** begin INFORMATION SHOWN **
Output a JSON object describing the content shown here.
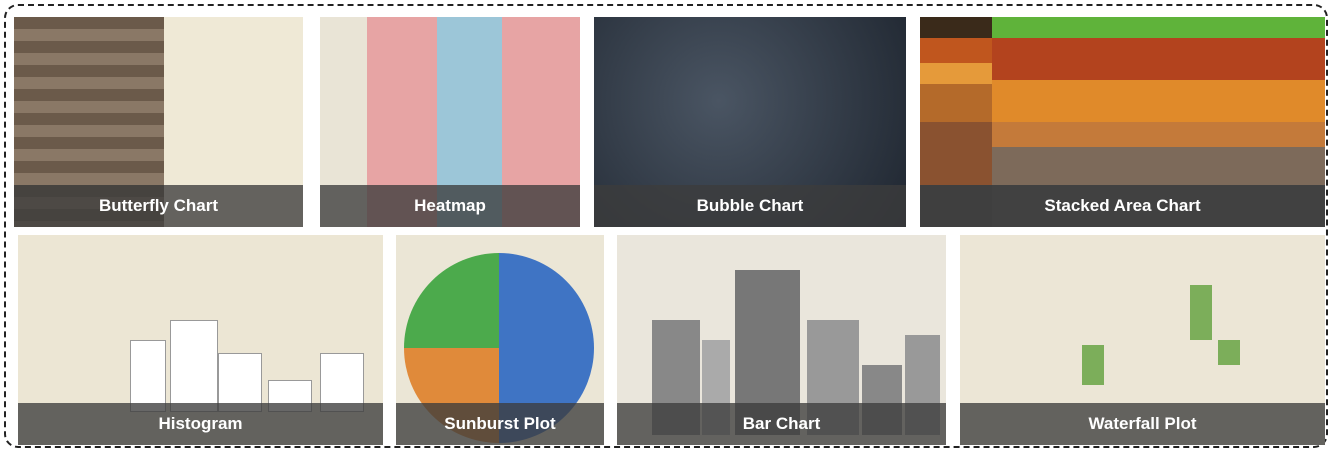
{
  "tiles": [
    {
      "label": "Butterfly Chart"
    },
    {
      "label": "Heatmap"
    },
    {
      "label": "Bubble Chart"
    },
    {
      "label": "Stacked Area Chart"
    },
    {
      "label": "Histogram"
    },
    {
      "label": "Sunburst Plot"
    },
    {
      "label": "Bar Chart"
    },
    {
      "label": "Waterfall Plot"
    }
  ]
}
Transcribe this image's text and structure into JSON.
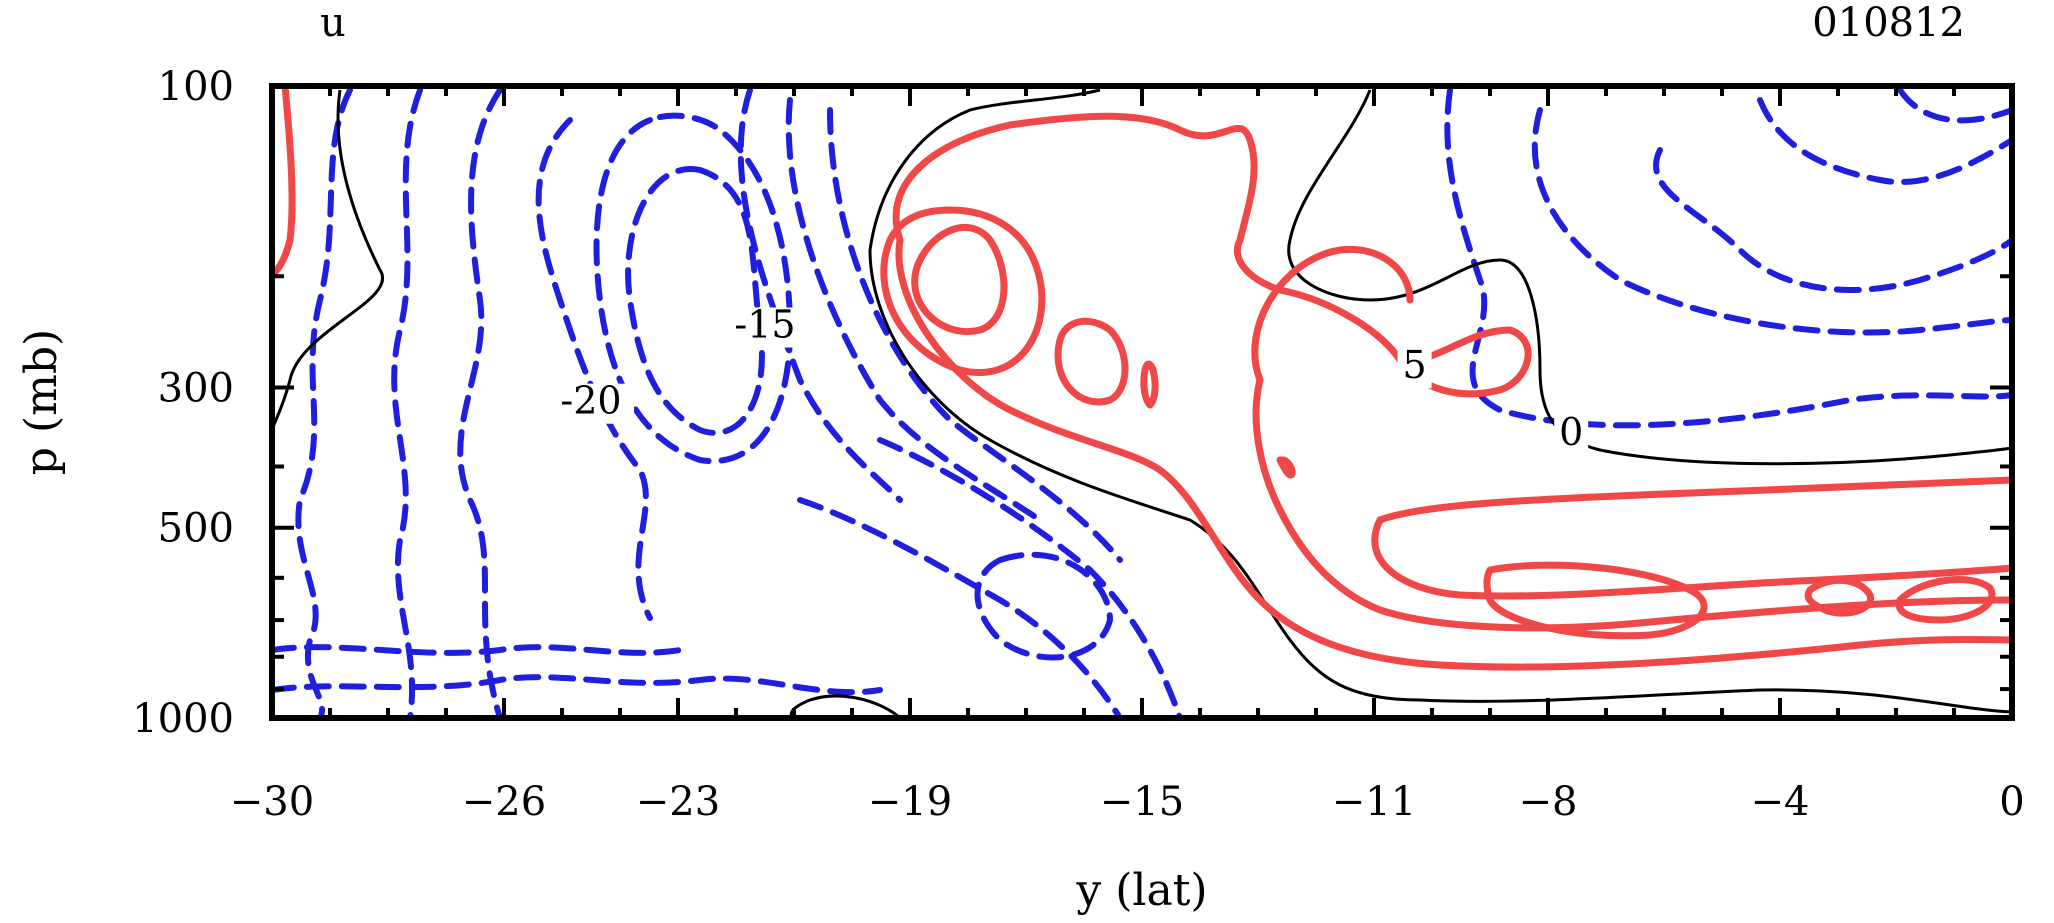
{
  "chart_data": {
    "type": "contour",
    "title": "u",
    "date_label": "010812",
    "xlabel": "y (lat)",
    "ylabel": "p (mb)",
    "xlim": [
      -30,
      0
    ],
    "ylim": [
      100,
      1000
    ],
    "y_scale": "log",
    "x_ticks": [
      "-30",
      "-26",
      "-23",
      "-19",
      "-15",
      "-11",
      "-8",
      "-4",
      "0"
    ],
    "x_tick_values": [
      -30,
      -26,
      -23,
      -19,
      -15,
      -11,
      -8,
      -4,
      0
    ],
    "y_ticks": [
      "100",
      "300",
      "500",
      "1000"
    ],
    "y_tick_values": [
      100,
      300,
      500,
      1000
    ],
    "contour_interval": 5,
    "series": [
      {
        "name": "negative",
        "style": "dashed",
        "color": "#1f1fdd",
        "levels": [
          -5,
          -10,
          -15,
          -20,
          -25
        ]
      },
      {
        "name": "zero",
        "style": "solid-thin",
        "color": "#000000",
        "levels": [
          0
        ]
      },
      {
        "name": "positive",
        "style": "solid-thick",
        "color": "#f04848",
        "levels": [
          5,
          10,
          15
        ]
      }
    ],
    "contour_labels": [
      {
        "text": "-20",
        "x": -24.5,
        "p": 330
      },
      {
        "text": "-15",
        "x": -21.5,
        "p": 250
      },
      {
        "text": "5",
        "x": -10.3,
        "p": 290
      },
      {
        "text": "0",
        "x": -7.6,
        "p": 370
      }
    ]
  }
}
** end INFORMATION SHOWN **
Find each line holding the word "name" and copy it.

OUTPUT FOR THIS TASK ->
        "name": "negative",
        "name": "zero",
        "name": "positive",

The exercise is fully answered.